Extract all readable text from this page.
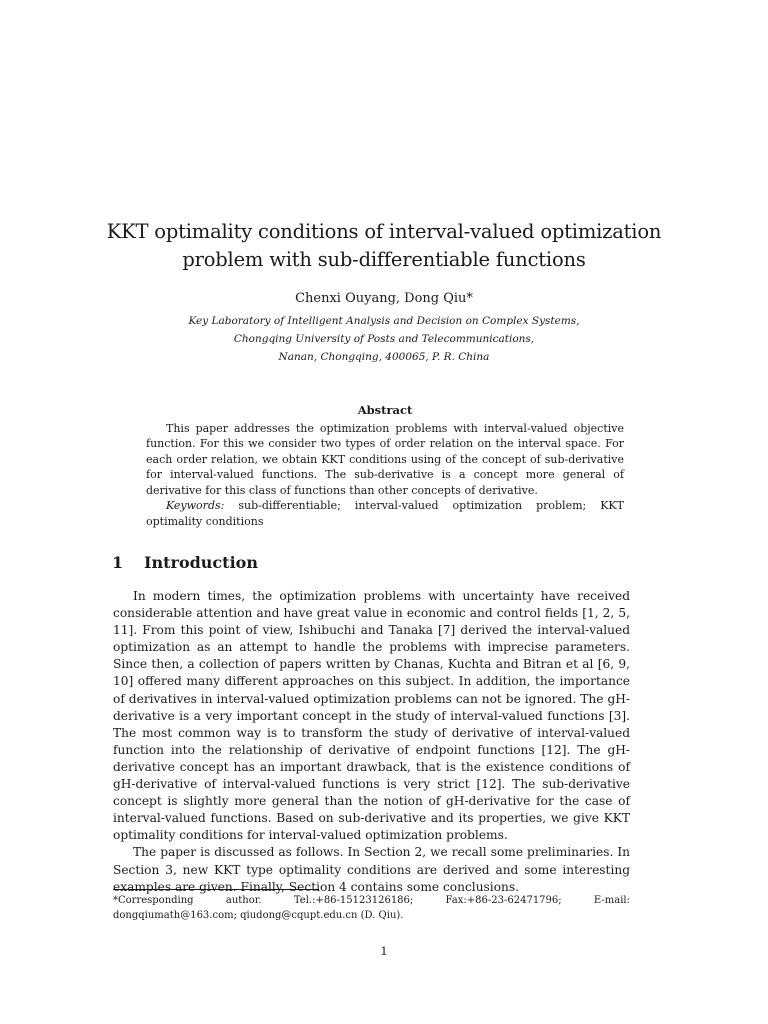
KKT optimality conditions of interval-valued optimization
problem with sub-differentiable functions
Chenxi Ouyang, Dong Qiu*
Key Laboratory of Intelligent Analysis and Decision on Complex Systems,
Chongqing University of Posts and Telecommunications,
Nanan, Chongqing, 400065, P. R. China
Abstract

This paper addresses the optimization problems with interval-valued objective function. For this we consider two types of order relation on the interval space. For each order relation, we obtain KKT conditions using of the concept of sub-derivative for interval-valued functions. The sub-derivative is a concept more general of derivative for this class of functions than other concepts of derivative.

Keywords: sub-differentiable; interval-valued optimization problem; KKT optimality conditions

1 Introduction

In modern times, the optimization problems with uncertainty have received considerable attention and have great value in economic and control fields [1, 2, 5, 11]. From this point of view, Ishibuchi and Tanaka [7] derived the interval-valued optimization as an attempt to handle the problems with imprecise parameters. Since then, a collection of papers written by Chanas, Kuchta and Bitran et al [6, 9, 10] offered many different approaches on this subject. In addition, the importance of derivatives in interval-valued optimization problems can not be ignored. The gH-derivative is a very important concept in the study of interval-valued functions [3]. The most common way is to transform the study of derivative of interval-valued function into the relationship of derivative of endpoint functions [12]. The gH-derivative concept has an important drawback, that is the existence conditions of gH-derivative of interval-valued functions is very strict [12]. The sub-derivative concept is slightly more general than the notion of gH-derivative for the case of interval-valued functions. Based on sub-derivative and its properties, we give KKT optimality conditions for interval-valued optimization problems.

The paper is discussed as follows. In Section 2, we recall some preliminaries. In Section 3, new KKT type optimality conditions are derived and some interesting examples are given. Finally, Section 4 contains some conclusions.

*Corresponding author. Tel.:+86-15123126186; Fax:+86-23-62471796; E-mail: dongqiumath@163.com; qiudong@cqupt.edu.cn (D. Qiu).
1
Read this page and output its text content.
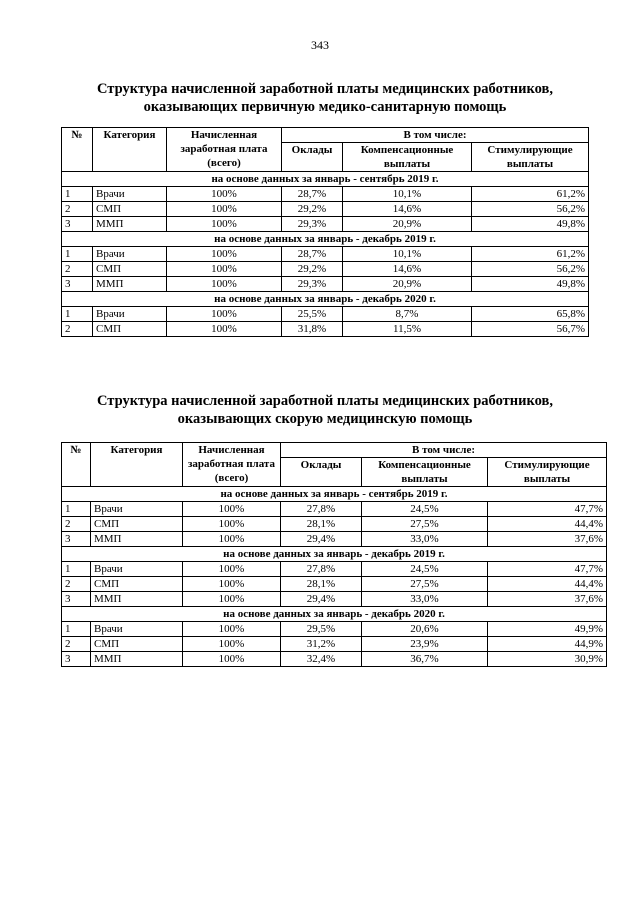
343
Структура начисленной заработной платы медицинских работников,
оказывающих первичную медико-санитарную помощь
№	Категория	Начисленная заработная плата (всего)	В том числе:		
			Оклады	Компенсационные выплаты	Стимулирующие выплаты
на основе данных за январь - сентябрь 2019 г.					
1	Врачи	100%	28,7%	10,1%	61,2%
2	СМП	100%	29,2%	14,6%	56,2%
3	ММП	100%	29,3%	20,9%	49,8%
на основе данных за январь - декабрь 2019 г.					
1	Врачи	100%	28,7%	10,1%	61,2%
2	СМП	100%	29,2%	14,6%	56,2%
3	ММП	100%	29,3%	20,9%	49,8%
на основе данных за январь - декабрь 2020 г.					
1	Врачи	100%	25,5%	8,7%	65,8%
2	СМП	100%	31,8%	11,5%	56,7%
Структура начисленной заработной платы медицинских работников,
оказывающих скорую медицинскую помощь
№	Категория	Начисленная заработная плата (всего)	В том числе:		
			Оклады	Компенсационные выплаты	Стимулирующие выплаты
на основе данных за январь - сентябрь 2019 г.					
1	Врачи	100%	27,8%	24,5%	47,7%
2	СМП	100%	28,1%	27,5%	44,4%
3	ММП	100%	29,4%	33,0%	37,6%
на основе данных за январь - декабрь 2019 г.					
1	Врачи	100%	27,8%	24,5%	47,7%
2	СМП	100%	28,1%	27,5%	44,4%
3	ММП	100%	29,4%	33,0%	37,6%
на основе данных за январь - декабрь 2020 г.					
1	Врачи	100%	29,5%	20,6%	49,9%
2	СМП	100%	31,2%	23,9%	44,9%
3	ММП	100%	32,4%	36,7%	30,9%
------------------------------------------------------------------------
> _What is needed_
Skip every picture and transcribe the data above exactly.

> _Solution for this problem_
Extract all readable text from this page.
KKT optimality conditions of interval-valued optimization
problem with sub-differentiable functions
Chenxi Ouyang, Dong Qiu*
Key Laboratory of Intelligent Analysis and Decision on Complex Systems,
Chongqing University of Posts and Telecommunications,
Nanan, Chongqing, 400065, P. R. China
Abstract

This paper addresses the optimization problems with interval-valued objective function. For this we consider two types of order relation on the interval space. For each order relation, we obtain KKT conditions using of the concept of sub-derivative for interval-valued functions. The sub-derivative is a concept more general of derivative for this class of functions than other concepts of derivative.

Keywords: sub-differentiable; interval-valued optimization problem; KKT optimality conditions

1 Introduction

In modern times, the optimization problems with uncertainty have received considerable attention and have great value in economic and control fields [1, 2, 5, 11]. From this point of view, Ishibuchi and Tanaka [7] derived the interval-valued optimization as an attempt to handle the problems with imprecise parameters. Since then, a collection of papers written by Chanas, Kuchta and Bitran et al [6, 9, 10] offered many different approaches on this subject. In addition, the importance of derivatives in interval-valued optimization problems can not be ignored. The gH-derivative is a very important concept in the study of interval-valued functions [3]. The most common way is to transform the study of derivative of interval-valued function into the relationship of derivative of endpoint functions [12]. The gH-derivative concept has an important drawback, that is the existence conditions of gH-derivative of interval-valued functions is very strict [12]. The sub-derivative concept is slightly more general than the notion of gH-derivative for the case of interval-valued functions. Based on sub-derivative and its properties, we give KKT optimality conditions for interval-valued optimization problems.

The paper is discussed as follows. In Section 2, we recall some preliminaries. In Section 3, new KKT type optimality conditions are derived and some interesting examples are given. Finally, Section 4 contains some conclusions.

*Corresponding author. Tel.:+86-15123126186; Fax:+86-23-62471796; E-mail: dongqiumath@163.com; qiudong@cqupt.edu.cn (D. Qiu).
1
Read this page and output its text content.
343
Структура начисленной заработной платы медицинских работников,
оказывающих первичную медико-санитарную помощь
№	Категория	Начисленная заработная плата (всего)	В том числе:		
			Оклады	Компенсационные выплаты	Стимулирующие выплаты
на основе данных за январь - сентябрь 2019 г.					
1	Врачи	100%	28,7%	10,1%	61,2%
2	СМП	100%	29,2%	14,6%	56,2%
3	ММП	100%	29,3%	20,9%	49,8%
на основе данных за январь - декабрь 2019 г.					
1	Врачи	100%	28,7%	10,1%	61,2%
2	СМП	100%	29,2%	14,6%	56,2%
3	ММП	100%	29,3%	20,9%	49,8%
на основе данных за январь - декабрь 2020 г.					
1	Врачи	100%	25,5%	8,7%	65,8%
2	СМП	100%	31,8%	11,5%	56,7%
Структура начисленной заработной платы медицинских работников,
оказывающих скорую медицинскую помощь
№	Категория	Начисленная заработная плата (всего)	В том числе:		
			Оклады	Компенсационные выплаты	Стимулирующие выплаты
на основе данных за январь - сентябрь 2019 г.					
1	Врачи	100%	27,8%	24,5%	47,7%
2	СМП	100%	28,1%	27,5%	44,4%
3	ММП	100%	29,4%	33,0%	37,6%
на основе данных за январь - декабрь 2019 г.					
1	Врачи	100%	27,8%	24,5%	47,7%
2	СМП	100%	28,1%	27,5%	44,4%
3	ММП	100%	29,4%	33,0%	37,6%
на основе данных за январь - декабрь 2020 г.					
1	Врачи	100%	29,5%	20,6%	49,9%
2	СМП	100%	31,2%	23,9%	44,9%
3	ММП	100%	32,4%	36,7%	30,9%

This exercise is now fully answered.